Copy all entries without alteration and skip the pictures they hold.

--

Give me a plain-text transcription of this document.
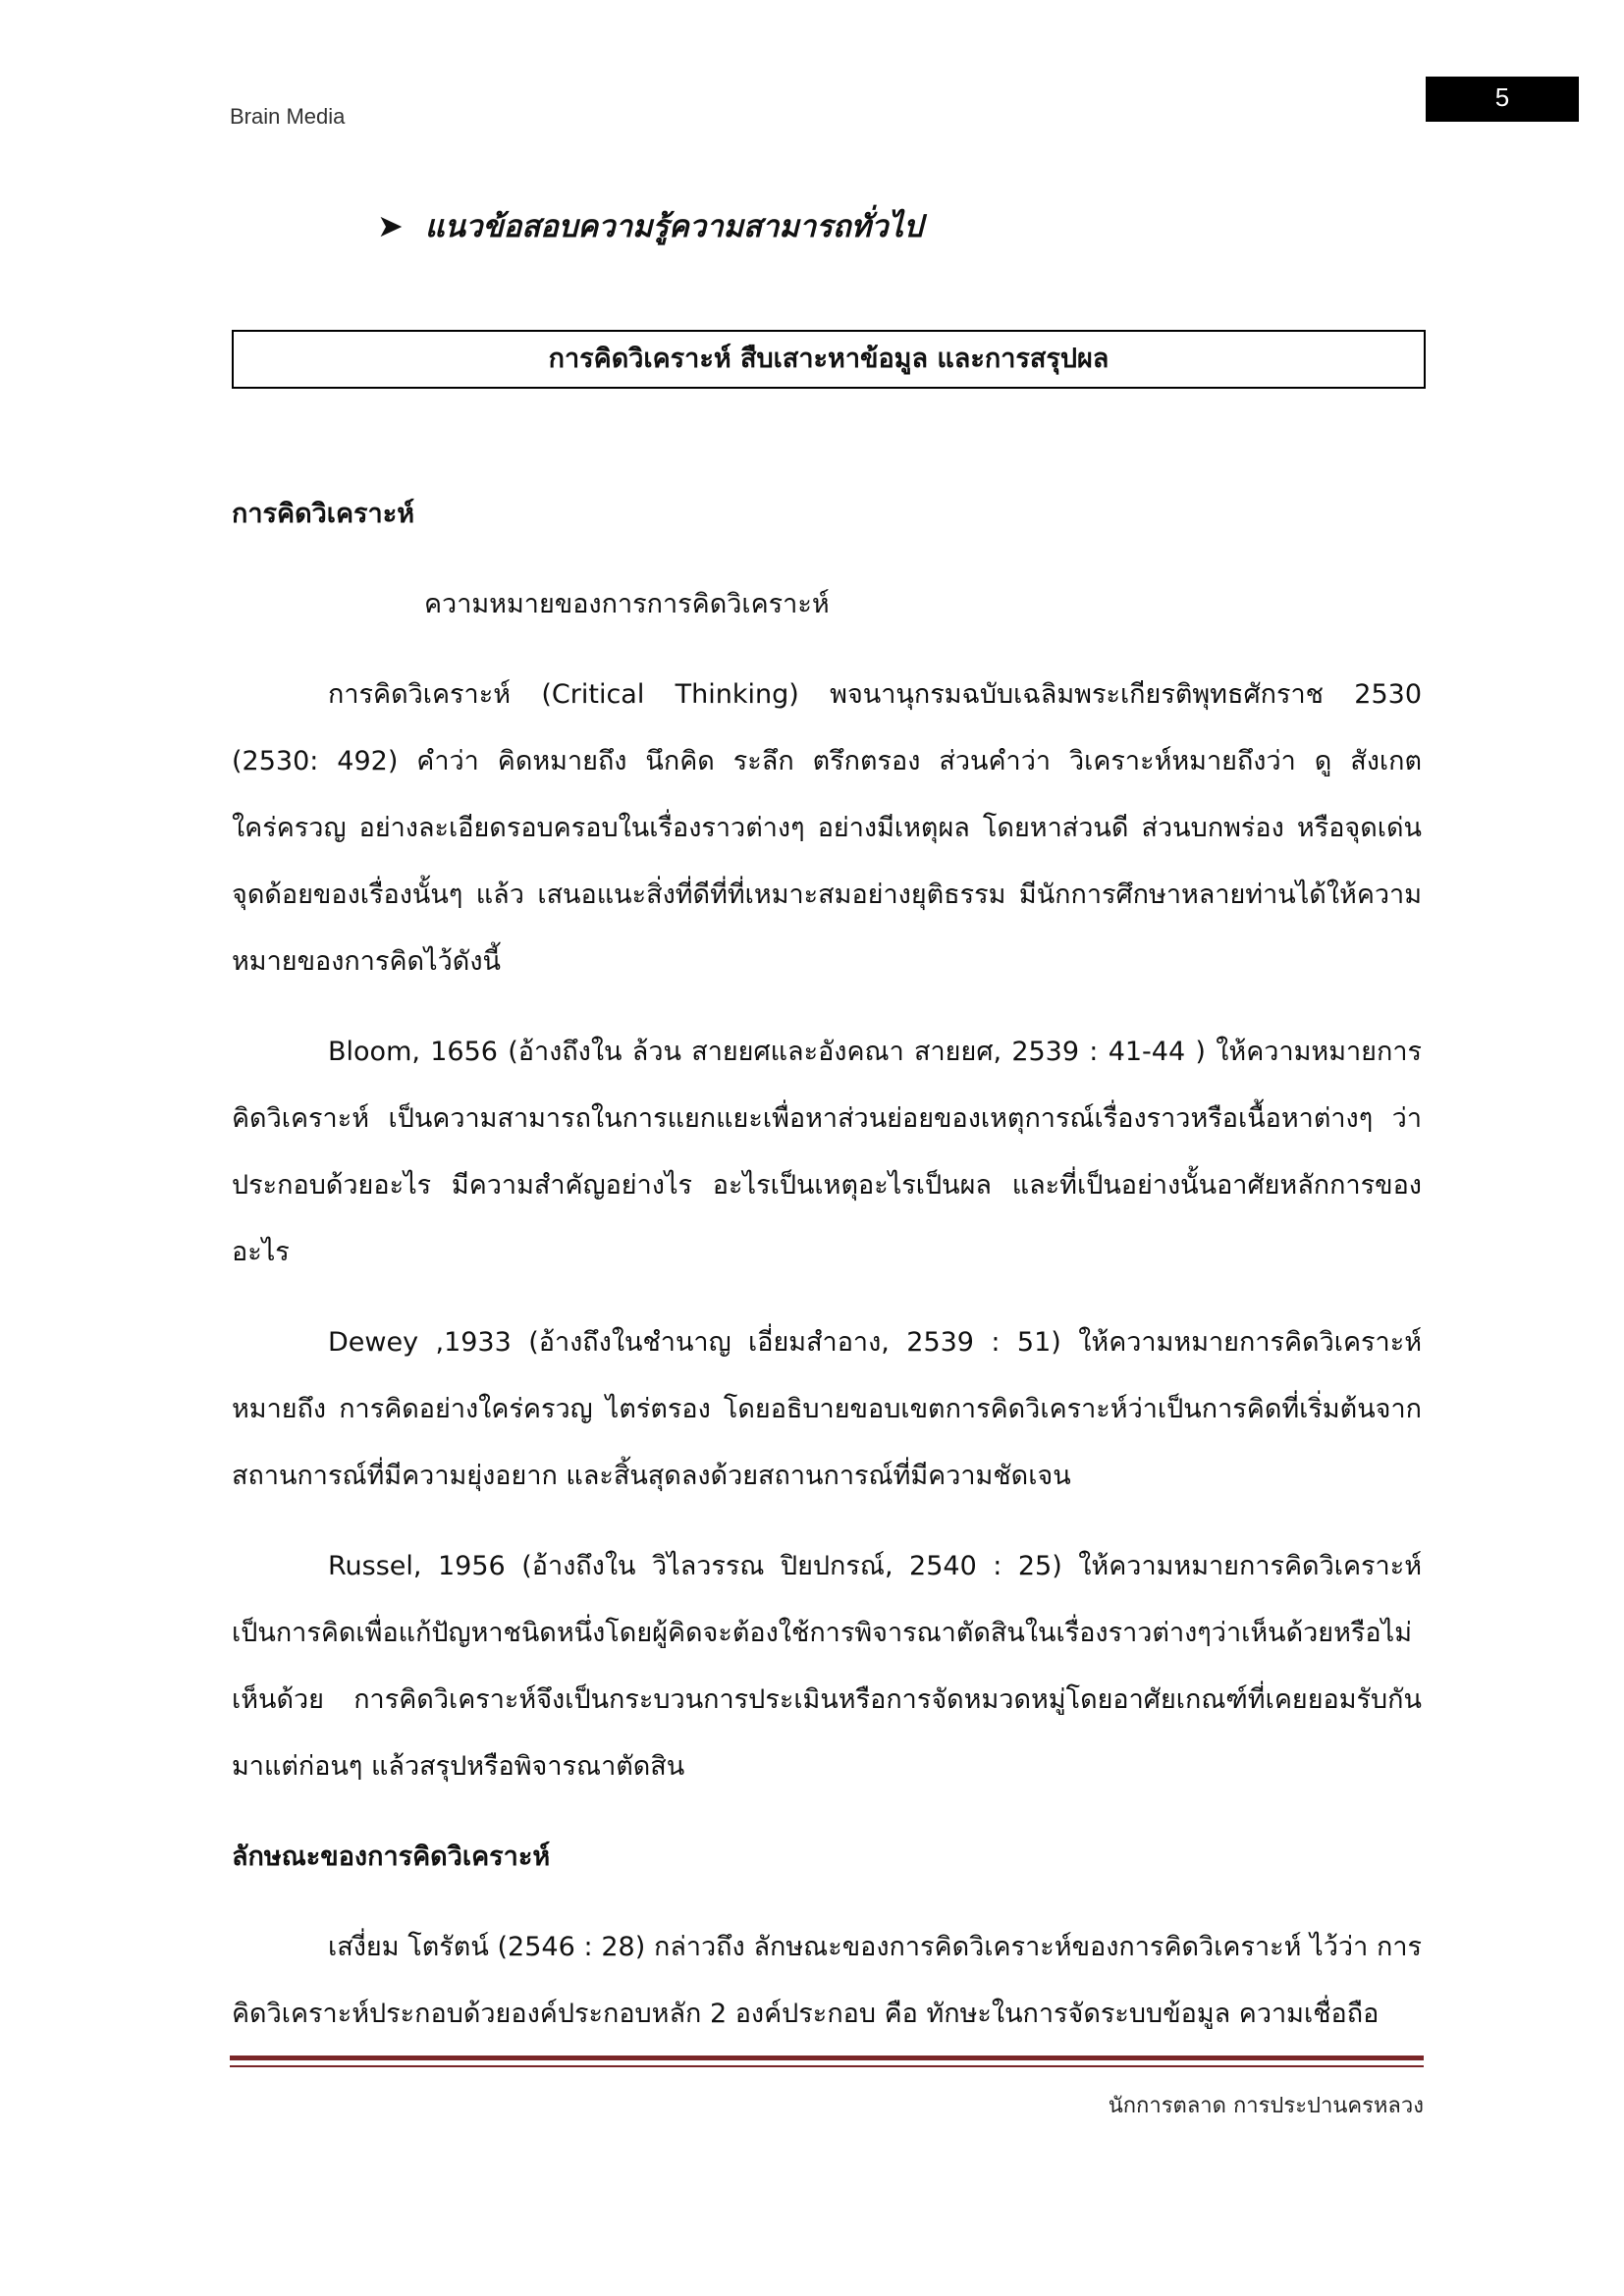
Brain Media
5
➤ แนวข้อสอบความรู้ความสามารถทั่วไป
การคิดวิเคราะห์ สืบเสาะหาข้อมูล และการสรุปผล

การคิดวิเคราะห์

ความหมายของการการคิดวิเคราะห์

การคิดวิเคราะห์ (Critical Thinking) พจนานุกรมฉบับเฉลิมพระเกียรติพุทธศักราช 2530 (2530: 492) คำว่า คิดหมายถึง นึกคิด ระลึก ตรึกตรอง ส่วนคำว่า วิเคราะห์หมายถึงว่า ดู สังเกต ใคร่ครวญ อย่างละเอียดรอบครอบในเรื่องราวต่างๆ อย่างมีเหตุผล โดยหาส่วนดี ส่วนบกพร่อง หรือจุดเด่นจุดด้อยของเรื่องนั้นๆ แล้ว เสนอแนะสิ่งที่ดีที่ที่เหมาะสมอย่างยุติธรรม มีนักการศึกษาหลายท่านได้ให้ความหมายของการคิดไว้ดังนี้

Bloom, 1656 (อ้างถึงใน ล้วน สายยศและอังคณา สายยศ, 2539 : 41-44 ) ให้ความหมายการคิดวิเคราะห์ เป็นความสามารถในการแยกแยะเพื่อหาส่วนย่อยของเหตุการณ์เรื่องราวหรือเนื้อหาต่างๆ ว่าประกอบด้วยอะไร มีความสำคัญอย่างไร อะไรเป็นเหตุอะไรเป็นผล และที่เป็นอย่างนั้นอาศัยหลักการของอะไร

Dewey ,1933 (อ้างถึงในชำนาญ เอี่ยมสำอาง, 2539 : 51) ให้ความหมายการคิดวิเคราะห์ หมายถึง การคิดอย่างใคร่ครวญ ไตร่ตรอง โดยอธิบายขอบเขตการคิดวิเคราะห์ว่าเป็นการคิดที่เริ่มต้นจากสถานการณ์ที่มีความยุ่งอยาก และสิ้นสุดลงด้วยสถานการณ์ที่มีความชัดเจน

Russel, 1956 (อ้างถึงใน วิไลวรรณ ปิยปกรณ์, 2540 : 25) ให้ความหมายการคิดวิเคราะห์เป็นการคิดเพื่อแก้ปัญหาชนิดหนึ่งโดยผู้คิดจะต้องใช้การพิจารณาตัดสินในเรื่องราวต่างๆว่าเห็นด้วยหรือไม่เห็นด้วย การคิดวิเคราะห์จึงเป็นกระบวนการประเมินหรือการจัดหมวดหมู่โดยอาศัยเกณฑ์ที่เคยยอมรับกันมาแต่ก่อนๆ แล้วสรุปหรือพิจารณาตัดสิน

ลักษณะของการคิดวิเคราะห์

เสงี่ยม โตรัตน์ (2546 : 28) กล่าวถึง ลักษณะของการคิดวิเคราะห์ของการคิดวิเคราะห์ ไว้ว่า การคิดวิเคราะห์ประกอบด้วยองค์ประกอบหลัก 2 องค์ประกอบ คือ ทักษะในการจัดระบบข้อมูล ความเชื่อถือ

นักการตลาด การประปานครหลวง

--

**Reply**:
Give me a plain-text transcription of this document.
Brain Media
5
➤ แนวข้อสอบความรู้ความสามารถทั่วไป
การคิดวิเคราะห์ สืบเสาะหาข้อมูล และการสรุปผล

การคิดวิเคราะห์

ความหมายของการการคิดวิเคราะห์

การคิดวิเคราะห์ (Critical Thinking) พจนานุกรมฉบับเฉลิมพระเกียรติพุทธศักราช 2530 (2530: 492) คำว่า คิดหมายถึง นึกคิด ระลึก ตรึกตรอง ส่วนคำว่า วิเคราะห์หมายถึงว่า ดู สังเกต ใคร่ครวญ อย่างละเอียดรอบครอบในเรื่องราวต่างๆ อย่างมีเหตุผล โดยหาส่วนดี ส่วนบกพร่อง หรือจุดเด่นจุดด้อยของเรื่องนั้นๆ แล้ว เสนอแนะสิ่งที่ดีที่ที่เหมาะสมอย่างยุติธรรม มีนักการศึกษาหลายท่านได้ให้ความหมายของการคิดไว้ดังนี้

Bloom, 1656 (อ้างถึงใน ล้วน สายยศและอังคณา สายยศ, 2539 : 41-44 ) ให้ความหมายการคิดวิเคราะห์ เป็นความสามารถในการแยกแยะเพื่อหาส่วนย่อยของเหตุการณ์เรื่องราวหรือเนื้อหาต่างๆ ว่าประกอบด้วยอะไร มีความสำคัญอย่างไร อะไรเป็นเหตุอะไรเป็นผล และที่เป็นอย่างนั้นอาศัยหลักการของอะไร

Dewey ,1933 (อ้างถึงในชำนาญ เอี่ยมสำอาง, 2539 : 51) ให้ความหมายการคิดวิเคราะห์ หมายถึง การคิดอย่างใคร่ครวญ ไตร่ตรอง โดยอธิบายขอบเขตการคิดวิเคราะห์ว่าเป็นการคิดที่เริ่มต้นจากสถานการณ์ที่มีความยุ่งอยาก และสิ้นสุดลงด้วยสถานการณ์ที่มีความชัดเจน

Russel, 1956 (อ้างถึงใน วิไลวรรณ ปิยปกรณ์, 2540 : 25) ให้ความหมายการคิดวิเคราะห์เป็นการคิดเพื่อแก้ปัญหาชนิดหนึ่งโดยผู้คิดจะต้องใช้การพิจารณาตัดสินในเรื่องราวต่างๆว่าเห็นด้วยหรือไม่เห็นด้วย การคิดวิเคราะห์จึงเป็นกระบวนการประเมินหรือการจัดหมวดหมู่โดยอาศัยเกณฑ์ที่เคยยอมรับกันมาแต่ก่อนๆ แล้วสรุปหรือพิจารณาตัดสิน

ลักษณะของการคิดวิเคราะห์

เสงี่ยม โตรัตน์ (2546 : 28) กล่าวถึง ลักษณะของการคิดวิเคราะห์ของการคิดวิเคราะห์ ไว้ว่า การคิดวิเคราะห์ประกอบด้วยองค์ประกอบหลัก 2 องค์ประกอบ คือ ทักษะในการจัดระบบข้อมูล ความเชื่อถือ

นักการตลาด การประปานครหลวง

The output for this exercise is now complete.